Consideremos antes que nada el camino, para considerar después el torrente. Se trata del camino de este siglo, sobre el que él caminó. Un torrente no está formado por aguas perennes, sino por aguas que proceden de borrascas, de aguaceros, de tempestades y huracanes. Los torrentes se encuentran siempre en las depresiones, en despeñaderos. Acogen en su seno aguas de distintas procedencias y avanzan agitados.

«En su camino beberá del torrente». ¿Queréis saber de qué modo ha bebido? El mismo ha dicho: «Mi alma está triste hasta la muerte» (cf. Mt 26,38). Nuestro Señor bebió del torrente de este siglo aguas que no tenían alegría. Tomó el cáliz y lo llenó del torrente de este mundo, pero no bebió en casa, sino por el camino, apresurándose para alcanzar otras metas. Así pues, por haber bebido el Señor del torrente y gustado la muerte, el Padre le exaltó y le dio el nombre que está por encima de todo hombre.

«Por eso levantará la cabeza». Él estuvo siempre en lo alto, pero cuando dice: «Levantó la cabeza», levantó nuestra cabeza, la cabeza de nosotros, que yacíamos abajo, en tierra; levantó nuestra cabeza, la cabeza de nosotros, que, encorvados, no podíamos dirigir la mirada al cielo (Orígenes - Jerónimo, "Sul Salmo 109", 7, en Settantaquattro omelie sul libro dei Salmi, Milán 1993, 398-401, passim).

#####

Acción requerida 1 »
Transcribe sin alteraciones el fragmento del pasaje que se inicia con las palabras que contienen «Consideremos antes que» y concluye con «y avanzan agitados.».
Acción requerida 2 »
Responde, a partir del pasaje, estas preguntas:
(a) ¿De qué proceden las aguas que forman un torrente?
(b) ¿Con qué llenó el Señor el cáliz?
(c) Según el pasaje, ¿qué no podíamos hacer quienes estábamos encorvados?

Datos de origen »
#####

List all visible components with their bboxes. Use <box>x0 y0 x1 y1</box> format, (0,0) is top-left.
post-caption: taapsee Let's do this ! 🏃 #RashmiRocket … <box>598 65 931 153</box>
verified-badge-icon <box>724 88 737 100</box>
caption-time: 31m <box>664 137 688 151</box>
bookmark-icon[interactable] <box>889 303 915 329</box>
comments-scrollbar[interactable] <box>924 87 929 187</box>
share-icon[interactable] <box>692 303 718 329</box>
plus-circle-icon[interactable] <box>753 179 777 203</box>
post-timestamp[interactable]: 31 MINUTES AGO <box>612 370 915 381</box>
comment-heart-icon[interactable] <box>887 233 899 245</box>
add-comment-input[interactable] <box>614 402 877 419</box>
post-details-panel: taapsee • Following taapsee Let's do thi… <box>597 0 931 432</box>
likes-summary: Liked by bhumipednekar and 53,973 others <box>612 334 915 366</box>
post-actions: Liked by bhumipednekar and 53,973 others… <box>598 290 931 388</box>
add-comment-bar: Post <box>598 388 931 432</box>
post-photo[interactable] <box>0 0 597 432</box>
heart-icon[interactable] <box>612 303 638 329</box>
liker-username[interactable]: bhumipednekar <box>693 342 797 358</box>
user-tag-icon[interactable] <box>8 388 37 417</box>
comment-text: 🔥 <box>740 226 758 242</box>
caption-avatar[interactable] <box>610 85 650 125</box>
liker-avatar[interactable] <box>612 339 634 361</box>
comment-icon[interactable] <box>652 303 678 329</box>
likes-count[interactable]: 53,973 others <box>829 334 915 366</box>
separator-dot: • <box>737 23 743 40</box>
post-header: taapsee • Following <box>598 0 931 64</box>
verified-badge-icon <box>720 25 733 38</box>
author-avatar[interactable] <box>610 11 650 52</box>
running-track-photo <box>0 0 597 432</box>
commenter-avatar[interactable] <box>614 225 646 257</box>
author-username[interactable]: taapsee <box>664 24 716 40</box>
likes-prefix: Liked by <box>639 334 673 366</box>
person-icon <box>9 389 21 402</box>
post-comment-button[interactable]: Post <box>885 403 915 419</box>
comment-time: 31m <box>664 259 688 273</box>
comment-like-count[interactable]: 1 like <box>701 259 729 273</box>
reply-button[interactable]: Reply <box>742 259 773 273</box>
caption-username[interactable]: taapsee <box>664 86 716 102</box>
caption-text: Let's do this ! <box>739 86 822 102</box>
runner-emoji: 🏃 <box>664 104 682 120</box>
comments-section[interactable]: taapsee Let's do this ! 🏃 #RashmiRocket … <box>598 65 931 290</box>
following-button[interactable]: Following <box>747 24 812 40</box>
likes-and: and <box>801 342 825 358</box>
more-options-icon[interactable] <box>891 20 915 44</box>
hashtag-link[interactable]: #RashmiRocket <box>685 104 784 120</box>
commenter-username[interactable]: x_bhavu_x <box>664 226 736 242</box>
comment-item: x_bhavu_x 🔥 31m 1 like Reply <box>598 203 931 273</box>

#####

Resultado de la tarea 1 »
Consideremos antes que nada el camino, para considerar después el torrente. Se trata del camino de este siglo, sobre el que él caminó. Un torrente no está formado por aguas perennes, sino por aguas que proceden de borrascas, de aguaceros, de tempestades y huracanes. Los torrentes se encuentran siempre en las depresiones, en despeñaderos. Acogen en su seno aguas de distintas procedencias y avanzan agitados.

Resultado de la tarea 2 »
(a) De borrascas, aguaceros, tempestades y huracanes.
(b) Con el torrente de este mundo.
(c) Dirigir la mirada al cielo.